> **WHAT THE EXERCISE ASKS**
What follows is a set of entries. Give them again exactly, without the pictures.

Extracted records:
━━━━━━━━━━━━━━━━━━━━

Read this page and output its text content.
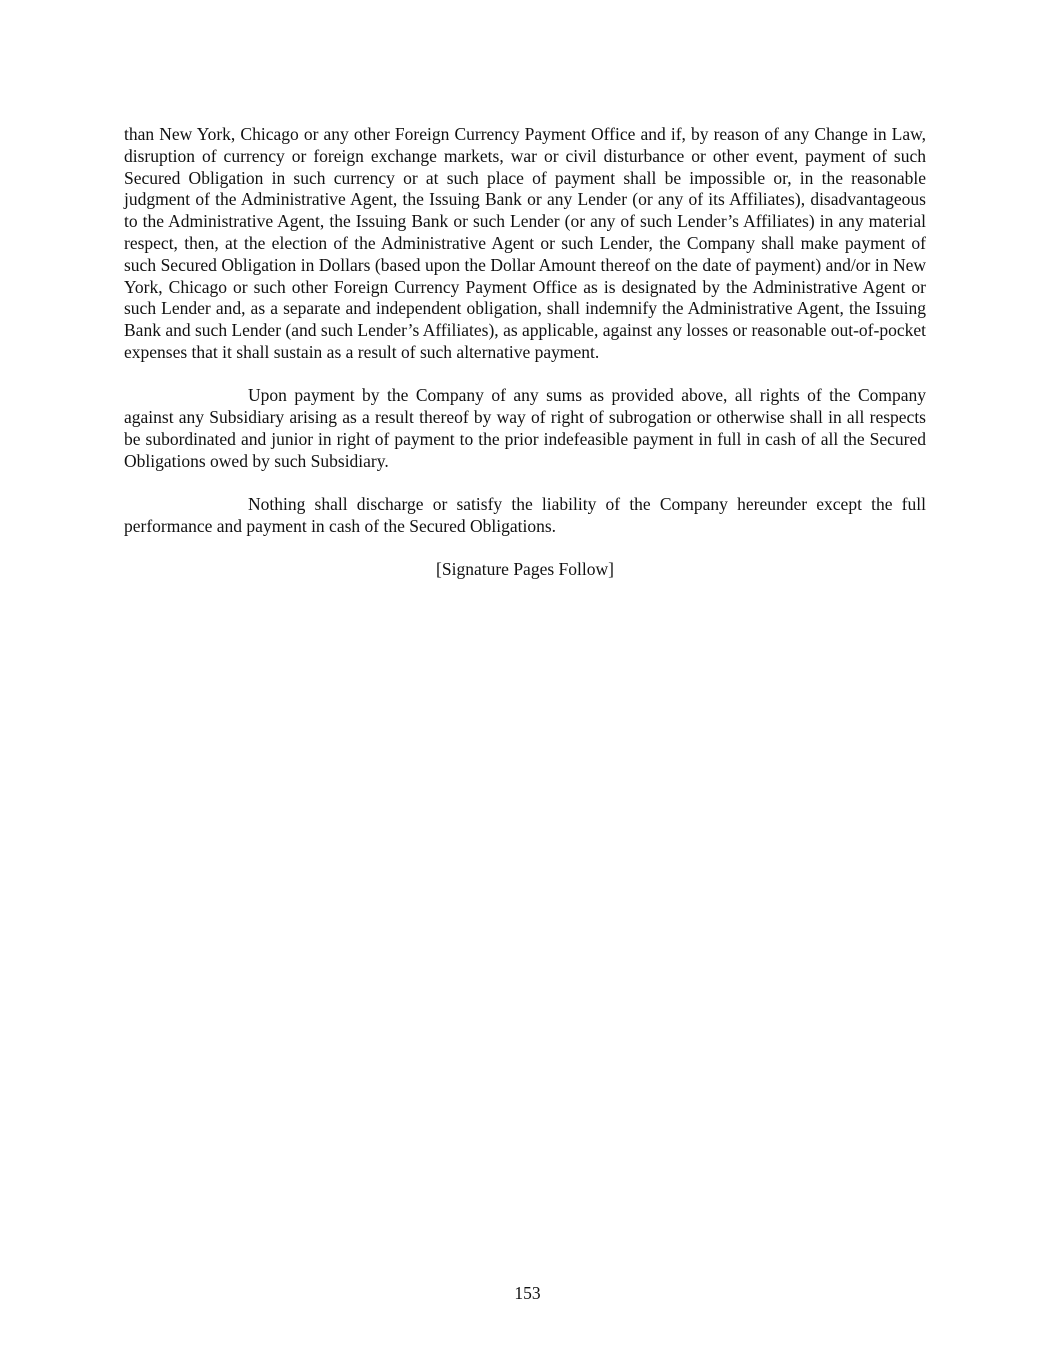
than New York, Chicago or any other Foreign Currency Payment Office and if, by reason of any Change in Law, disruption of currency or foreign exchange markets, war or civil disturbance or other event, payment of such Secured Obligation in such currency or at such place of payment shall be impossible or, in the reasonable judgment of the Administrative Agent, the Issuing Bank or any Lender (or any of its Affiliates), disadvantageous to the Administrative Agent, the Issuing Bank or such Lender (or any of such Lender’s Affiliates) in any material respect, then, at the election of the Administrative Agent or such Lender, the Company shall make payment of such Secured Obligation in Dollars (based upon the Dollar Amount thereof on the date of payment) and/or in New York, Chicago or such other Foreign Currency Payment Office as is designated by the Administrative Agent or such Lender and, as a separate and independent obligation, shall indemnify the Administrative Agent, the Issuing Bank and such Lender (and such Lender’s Affiliates), as applicable, against any losses or reasonable out-of-pocket expenses that it shall sustain as a result of such alternative payment.

Upon payment by the Company of any sums as provided above, all rights of the Company against any Subsidiary arising as a result thereof by way of right of subrogation or otherwise shall in all respects be subordinated and junior in right of payment to the prior indefeasible payment in full in cash of all the Secured Obligations owed by such Subsidiary.

Nothing shall discharge or satisfy the liability of the Company hereunder except the full performance and payment in cash of the Secured Obligations.

[Signature Pages Follow]

153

━━━━━━━━━━━━━━━━━━━━

> **EXERCISE SOLUTION**
Read this page and output its text content.
than New York, Chicago or any other Foreign Currency Payment Office and if, by reason of any Change in Law, disruption of currency or foreign exchange markets, war or civil disturbance or other event, payment of such Secured Obligation in such currency or at such place of payment shall be impossible or, in the reasonable judgment of the Administrative Agent, the Issuing Bank or any Lender (or any of its Affiliates), disadvantageous to the Administrative Agent, the Issuing Bank or such Lender (or any of such Lender’s Affiliates) in any material respect, then, at the election of the Administrative Agent or such Lender, the Company shall make payment of such Secured Obligation in Dollars (based upon the Dollar Amount thereof on the date of payment) and/or in New York, Chicago or such other Foreign Currency Payment Office as is designated by the Administrative Agent or such Lender and, as a separate and independent obligation, shall indemnify the Administrative Agent, the Issuing Bank and such Lender (and such Lender’s Affiliates), as applicable, against any losses or reasonable out-of-pocket expenses that it shall sustain as a result of such alternative payment.

Upon payment by the Company of any sums as provided above, all rights of the Company against any Subsidiary arising as a result thereof by way of right of subrogation or otherwise shall in all respects be subordinated and junior in right of payment to the prior indefeasible payment in full in cash of all the Secured Obligations owed by such Subsidiary.

Nothing shall discharge or satisfy the liability of the Company hereunder except the full performance and payment in cash of the Secured Obligations.

[Signature Pages Follow]

153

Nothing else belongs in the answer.